* PROBLEM REQUIREMENTS *
Every line containing the word "source" needs to be found and copied.

[Extracted records]
— BEGIN —

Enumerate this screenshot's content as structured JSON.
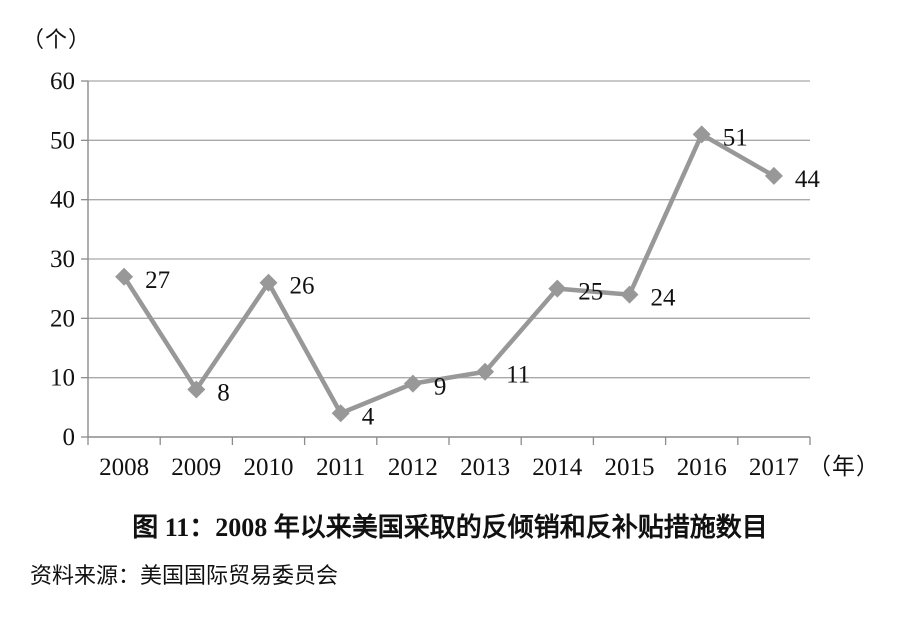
{
  "figure": {
    "y_unit_label": "（个）",
    "title": "图 11：2008 年以来美国采取的反倾销和反补贴措施数目",
    "source": "资料来源：美国国际贸易委员会"
  },
  "chart_data": {
    "type": "line",
    "title": "图 11：2008 年以来美国采取的反倾销和反补贴措施数目",
    "source": "资料来源：美国国际贸易委员会",
    "y_unit_label": "（个）",
    "x_unit_label": "（年）",
    "categories": [
      "2008",
      "2009",
      "2010",
      "2011",
      "2012",
      "2013",
      "2014",
      "2015",
      "2016",
      "2017"
    ],
    "values": [
      27,
      8,
      26,
      4,
      9,
      11,
      25,
      24,
      51,
      44
    ],
    "data_labels_visible": true,
    "ylim": [
      0,
      60
    ],
    "ytick_step": 10,
    "ytick_labels": [
      "0",
      "10",
      "20",
      "30",
      "40",
      "50",
      "60"
    ],
    "grid": true,
    "legend_position": "none",
    "marker": "diamond",
    "colors": {
      "line": "#989898",
      "marker": "#989898",
      "grid": "#a9a9a9",
      "axis": "#8c8c8c",
      "text": "#111111"
    }
  }
}
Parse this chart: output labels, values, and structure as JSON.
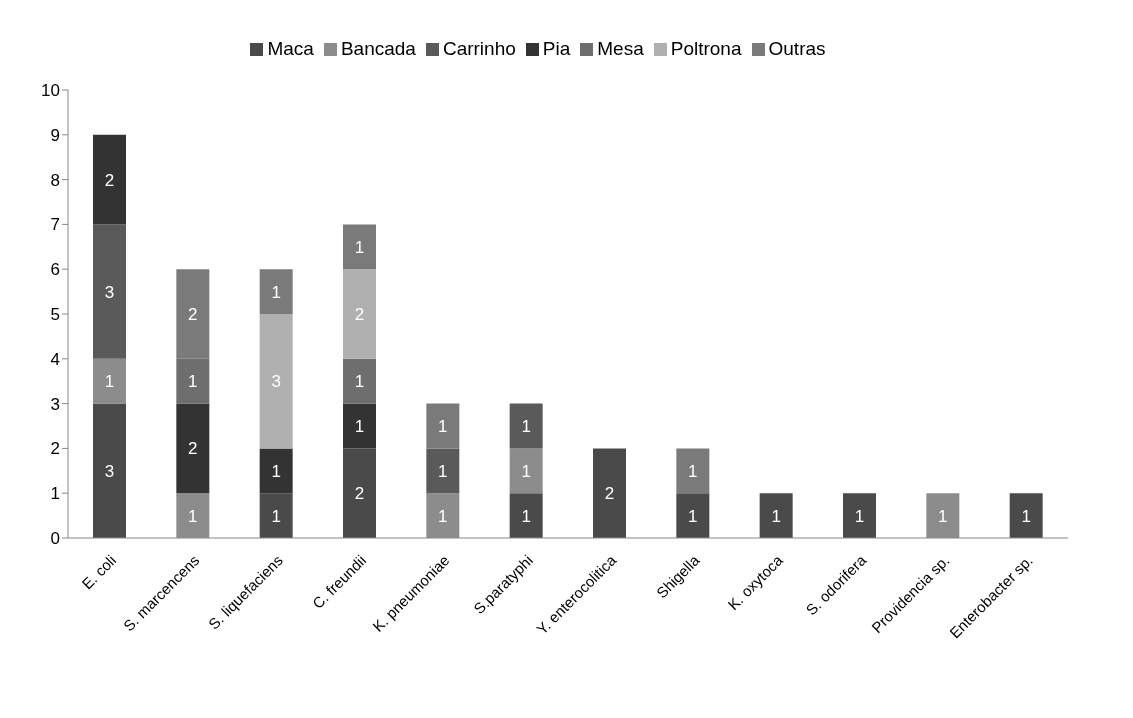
{
  "chart_data": {
    "type": "bar",
    "stacked": true,
    "data_labels": true,
    "legend": "top",
    "grid": false,
    "categories": [
      "E. coli",
      "S. marcencens",
      "S. liquefaciens",
      "C. freundii",
      "K. pneumoniae",
      "S.paratyphi",
      "Y. enterocolitica",
      "Shigella",
      "K. oxytoca",
      "S. odorifera",
      "Providencia sp.",
      "Enterobacter sp."
    ],
    "ylim": [
      0,
      10
    ],
    "yticks": [
      0,
      1,
      2,
      3,
      4,
      5,
      6,
      7,
      8,
      9,
      10
    ],
    "series": [
      {
        "name": "Maca",
        "color": "#4a4a4a",
        "values": [
          3,
          null,
          1,
          2,
          null,
          1,
          2,
          1,
          1,
          1,
          null,
          1
        ]
      },
      {
        "name": "Bancada",
        "color": "#8c8c8c",
        "values": [
          1,
          1,
          null,
          null,
          1,
          1,
          null,
          null,
          null,
          null,
          1,
          null
        ]
      },
      {
        "name": "Carrinho",
        "color": "#5a5a5a",
        "values": [
          3,
          null,
          null,
          null,
          1,
          1,
          null,
          null,
          null,
          null,
          null,
          null
        ]
      },
      {
        "name": "Pia",
        "color": "#333333",
        "values": [
          2,
          2,
          1,
          1,
          null,
          null,
          null,
          null,
          null,
          null,
          null,
          null
        ]
      },
      {
        "name": "Mesa",
        "color": "#6e6e6e",
        "values": [
          null,
          1,
          null,
          1,
          null,
          null,
          null,
          null,
          null,
          null,
          null,
          null
        ]
      },
      {
        "name": "Poltrona",
        "color": "#b0b0b0",
        "values": [
          null,
          null,
          3,
          2,
          null,
          null,
          null,
          null,
          null,
          null,
          null,
          null
        ]
      },
      {
        "name": "Outras",
        "color": "#7a7a7a",
        "values": [
          null,
          2,
          1,
          1,
          1,
          null,
          null,
          1,
          null,
          null,
          null,
          null
        ]
      }
    ]
  }
}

— END —

* TASK RESULT *
    "source": "资料来源：美国国际贸易委员会"
    "source": "资料来源：美国国际贸易委员会",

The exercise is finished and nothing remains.